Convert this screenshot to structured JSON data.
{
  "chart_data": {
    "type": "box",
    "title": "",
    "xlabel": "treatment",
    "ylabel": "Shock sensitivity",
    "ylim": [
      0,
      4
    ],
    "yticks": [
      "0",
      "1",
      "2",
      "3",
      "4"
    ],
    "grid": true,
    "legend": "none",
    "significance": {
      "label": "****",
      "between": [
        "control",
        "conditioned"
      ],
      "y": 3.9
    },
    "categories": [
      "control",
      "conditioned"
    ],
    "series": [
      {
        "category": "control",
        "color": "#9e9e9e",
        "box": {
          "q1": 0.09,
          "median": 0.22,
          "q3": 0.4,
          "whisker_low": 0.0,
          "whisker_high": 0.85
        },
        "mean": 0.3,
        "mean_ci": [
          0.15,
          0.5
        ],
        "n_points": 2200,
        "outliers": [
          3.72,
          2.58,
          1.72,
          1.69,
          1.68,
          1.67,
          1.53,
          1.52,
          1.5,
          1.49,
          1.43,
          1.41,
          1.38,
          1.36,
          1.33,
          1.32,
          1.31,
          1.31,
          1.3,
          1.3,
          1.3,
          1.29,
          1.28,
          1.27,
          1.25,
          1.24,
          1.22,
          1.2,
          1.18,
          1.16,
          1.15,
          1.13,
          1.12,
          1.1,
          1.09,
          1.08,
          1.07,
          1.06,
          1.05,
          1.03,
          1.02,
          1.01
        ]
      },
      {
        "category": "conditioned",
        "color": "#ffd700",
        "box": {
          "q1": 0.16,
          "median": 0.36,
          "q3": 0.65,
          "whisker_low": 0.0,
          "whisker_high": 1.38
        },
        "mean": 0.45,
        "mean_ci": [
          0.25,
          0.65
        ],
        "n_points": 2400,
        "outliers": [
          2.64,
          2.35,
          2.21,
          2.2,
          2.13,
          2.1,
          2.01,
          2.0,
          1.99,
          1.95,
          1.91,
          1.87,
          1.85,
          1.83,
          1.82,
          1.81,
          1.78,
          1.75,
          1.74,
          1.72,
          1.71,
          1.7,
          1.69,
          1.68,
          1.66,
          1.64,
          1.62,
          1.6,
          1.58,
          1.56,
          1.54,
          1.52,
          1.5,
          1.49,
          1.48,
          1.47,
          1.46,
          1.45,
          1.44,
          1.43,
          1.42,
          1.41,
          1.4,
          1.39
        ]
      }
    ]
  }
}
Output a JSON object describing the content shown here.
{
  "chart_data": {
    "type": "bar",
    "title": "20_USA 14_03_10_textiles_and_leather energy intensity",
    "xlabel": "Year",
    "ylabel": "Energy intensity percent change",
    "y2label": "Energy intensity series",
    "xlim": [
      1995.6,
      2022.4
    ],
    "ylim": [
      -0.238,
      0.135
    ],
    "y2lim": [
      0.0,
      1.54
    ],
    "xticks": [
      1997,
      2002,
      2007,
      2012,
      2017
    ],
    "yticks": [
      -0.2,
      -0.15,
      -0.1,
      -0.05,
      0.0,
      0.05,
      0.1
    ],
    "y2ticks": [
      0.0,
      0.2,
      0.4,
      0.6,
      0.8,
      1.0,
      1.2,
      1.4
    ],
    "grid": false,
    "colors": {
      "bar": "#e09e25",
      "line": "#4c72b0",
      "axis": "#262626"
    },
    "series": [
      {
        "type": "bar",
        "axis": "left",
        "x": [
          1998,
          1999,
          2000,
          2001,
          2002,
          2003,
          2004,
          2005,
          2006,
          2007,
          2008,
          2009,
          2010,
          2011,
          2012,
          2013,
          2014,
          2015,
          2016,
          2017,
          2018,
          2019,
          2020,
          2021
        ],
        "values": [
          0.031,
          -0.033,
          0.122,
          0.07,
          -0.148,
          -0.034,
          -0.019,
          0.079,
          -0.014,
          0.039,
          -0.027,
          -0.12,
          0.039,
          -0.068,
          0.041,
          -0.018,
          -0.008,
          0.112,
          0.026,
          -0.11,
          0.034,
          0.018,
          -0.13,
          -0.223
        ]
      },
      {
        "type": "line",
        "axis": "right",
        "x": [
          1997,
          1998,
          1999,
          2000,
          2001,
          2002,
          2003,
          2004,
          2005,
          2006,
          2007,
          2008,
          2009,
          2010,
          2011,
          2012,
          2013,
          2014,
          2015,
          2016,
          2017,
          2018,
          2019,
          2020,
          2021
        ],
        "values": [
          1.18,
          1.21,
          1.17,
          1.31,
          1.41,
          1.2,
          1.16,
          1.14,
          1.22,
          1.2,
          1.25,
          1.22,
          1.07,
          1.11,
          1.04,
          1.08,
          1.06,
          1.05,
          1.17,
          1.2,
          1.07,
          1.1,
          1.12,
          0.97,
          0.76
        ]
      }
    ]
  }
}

--- --- ---

- [AIM OF THE TASK]
Find the word "JSON" in the material, then list each line that holds it.

- [RESULT OF THIS EXERCISE]
Convert this screenshot to structured JSON data.
Output a JSON object describing the content shown here.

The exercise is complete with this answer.